[What the task requires] Quote the records beneath, complete and exact. Leave out images.

[Extracted records]
········
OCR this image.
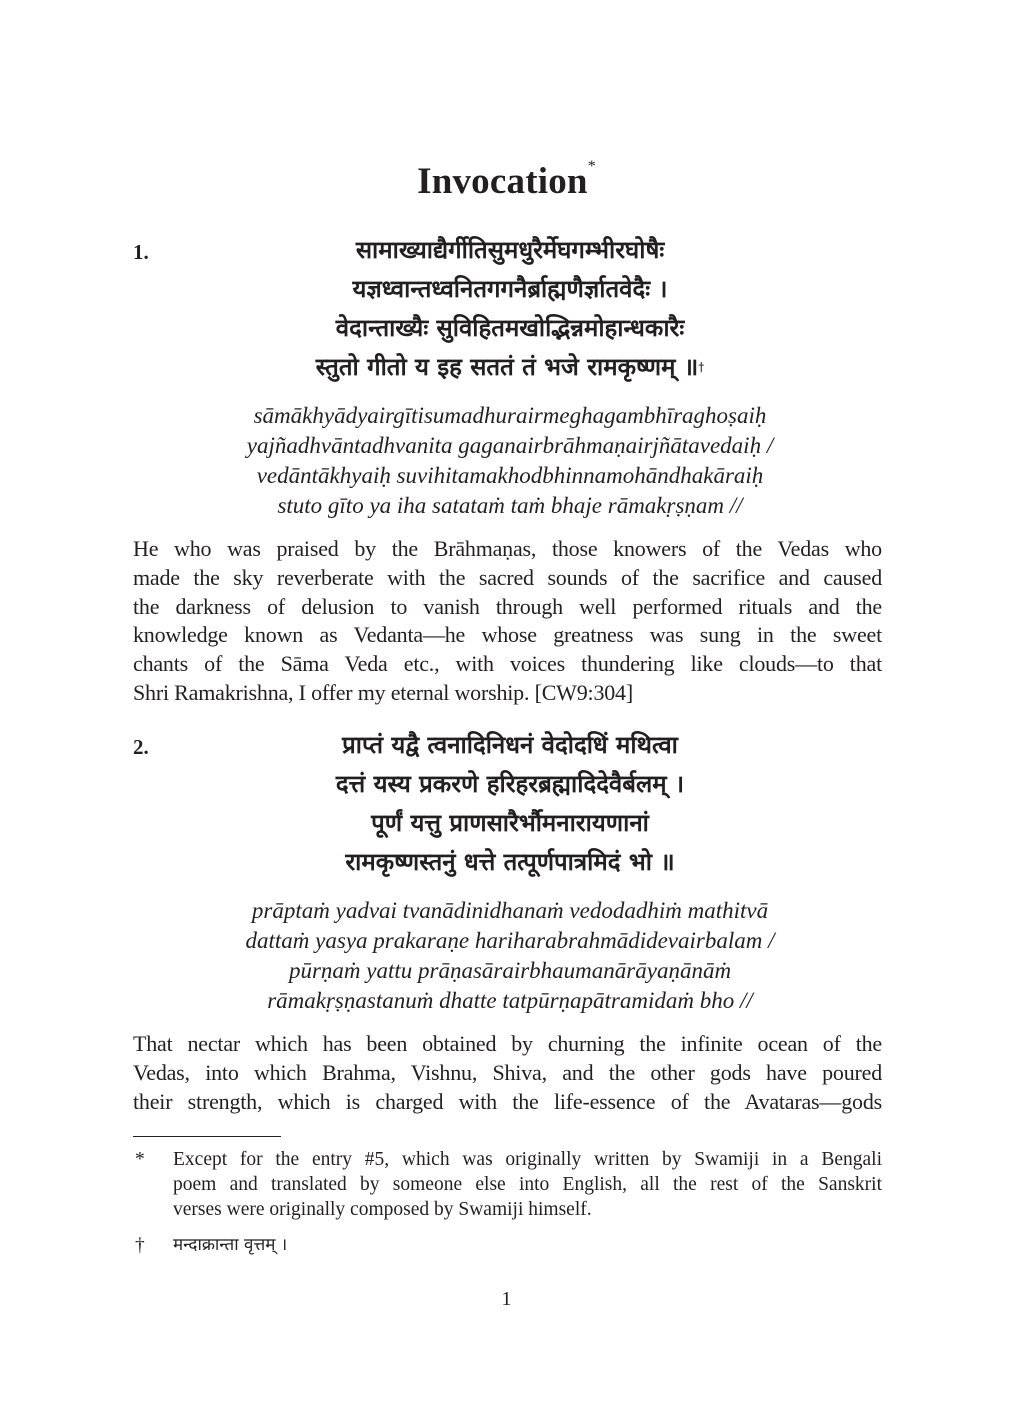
Invocation*
1.	सामाख्याद्यैर्गीतिसुमधुरैर्मेघगम्भीरघोषैः
यज्ञध्वान्तध्वनितगगनैर्ब्राह्मणैर्ज्ञातवेदैः ।
वेदान्ताख्यैः सुविहितमखोद्भिन्नमोहान्धकारैः
स्तुतो गीतो य इह सततं तं भजे रामकृष्णम् ॥†
sāmākhyādyairgītisumadhurairmeghagambhīraghoṣaiḥ
yajñadhvāntadhvanita gaganairbrāhmaṇairjñātavedaiḥ /
vedāntākhyaiḥ suvihitamakhodbhinnamohāndhakāraiḥ
stuto gīto ya iha satataṁ taṁ bhaje rāmakṛṣṇam //
He who was praised by the Brāhmaṇas, those knowers of the Vedas who
made the sky reverberate with the sacred sounds of the sacrifice and caused
the darkness of delusion to vanish through well performed rituals and the
knowledge known as Vedanta—he whose greatness was sung in the sweet
chants of the Sāma Veda etc., with voices thundering like clouds—to that
Shri Ramakrishna, I offer my eternal worship. [CW9:304]
2.	प्राप्तं यद्वै त्वनादिनिधनं वेदोदधिं मथित्वा
दत्तं यस्य प्रकरणे हरिहरब्रह्मादिदेवैर्बलम् ।
पूर्णं यत्तु प्राणसारैर्भौमनारायणानां
रामकृष्णस्तनुं धत्ते तत्पूर्णपात्रमिदं भो ॥
prāptaṁ yadvai tvanādinidhanaṁ vedodadhiṁ mathitvā
dattaṁ yasya prakaraṇe hariharabrahmādidevairbalam /
pūrṇaṁ yattu prāṇasārairbhaumanārāyaṇānāṁ
rāmakṛṣṇastanuṁ dhatte tatpūrṇapātramidaṁ bho //
That nectar which has been obtained by churning the infinite ocean of the
Vedas, into which Brahma, Vishnu, Shiva, and the other gods have poured
their strength, which is charged with the life-essence of the Avataras—gods
* Except for the entry #5, which was originally written by Swamiji in a Bengali
poem and translated by someone else into English, all the rest of the Sanskrit
verses were originally composed by Swamiji himself.
† मन्दाक्रान्ता वृत्तम् ।
1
········
[Task answer]
OCR this image.
Invocation*
1.	सामाख्याद्यैर्गीतिसुमधुरैर्मेघगम्भीरघोषैः
यज्ञध्वान्तध्वनितगगनैर्ब्राह्मणैर्ज्ञातवेदैः ।
वेदान्ताख्यैः सुविहितमखोद्भिन्नमोहान्धकारैः
स्तुतो गीतो य इह सततं तं भजे रामकृष्णम् ॥†
sāmākhyādyairgītisumadhurairmeghagambhīraghoṣaiḥ
yajñadhvāntadhvanita gaganairbrāhmaṇairjñātavedaiḥ /
vedāntākhyaiḥ suvihitamakhodbhinnamohāndhakāraiḥ
stuto gīto ya iha satataṁ taṁ bhaje rāmakṛṣṇam //
He who was praised by the Brāhmaṇas, those knowers of the Vedas who
made the sky reverberate with the sacred sounds of the sacrifice and caused
the darkness of delusion to vanish through well performed rituals and the
knowledge known as Vedanta—he whose greatness was sung in the sweet
chants of the Sāma Veda etc., with voices thundering like clouds—to that
Shri Ramakrishna, I offer my eternal worship. [CW9:304]
2.	प्राप्तं यद्वै त्वनादिनिधनं वेदोदधिं मथित्वा
दत्तं यस्य प्रकरणे हरिहरब्रह्मादिदेवैर्बलम् ।
पूर्णं यत्तु प्राणसारैर्भौमनारायणानां
रामकृष्णस्तनुं धत्ते तत्पूर्णपात्रमिदं भो ॥
prāptaṁ yadvai tvanādinidhanaṁ vedodadhiṁ mathitvā
dattaṁ yasya prakaraṇe hariharabrahmādidevairbalam /
pūrṇaṁ yattu prāṇasārairbhaumanārāyaṇānāṁ
rāmakṛṣṇastanuṁ dhatte tatpūrṇapātramidaṁ bho //
That nectar which has been obtained by churning the infinite ocean of the
Vedas, into which Brahma, Vishnu, Shiva, and the other gods have poured
their strength, which is charged with the life-essence of the Avataras—gods
* Except for the entry #5, which was originally written by Swamiji in a Bengali
poem and translated by someone else into English, all the rest of the Sanskrit
verses were originally composed by Swamiji himself.
† मन्दाक्रान्ता वृत्तम् ।
1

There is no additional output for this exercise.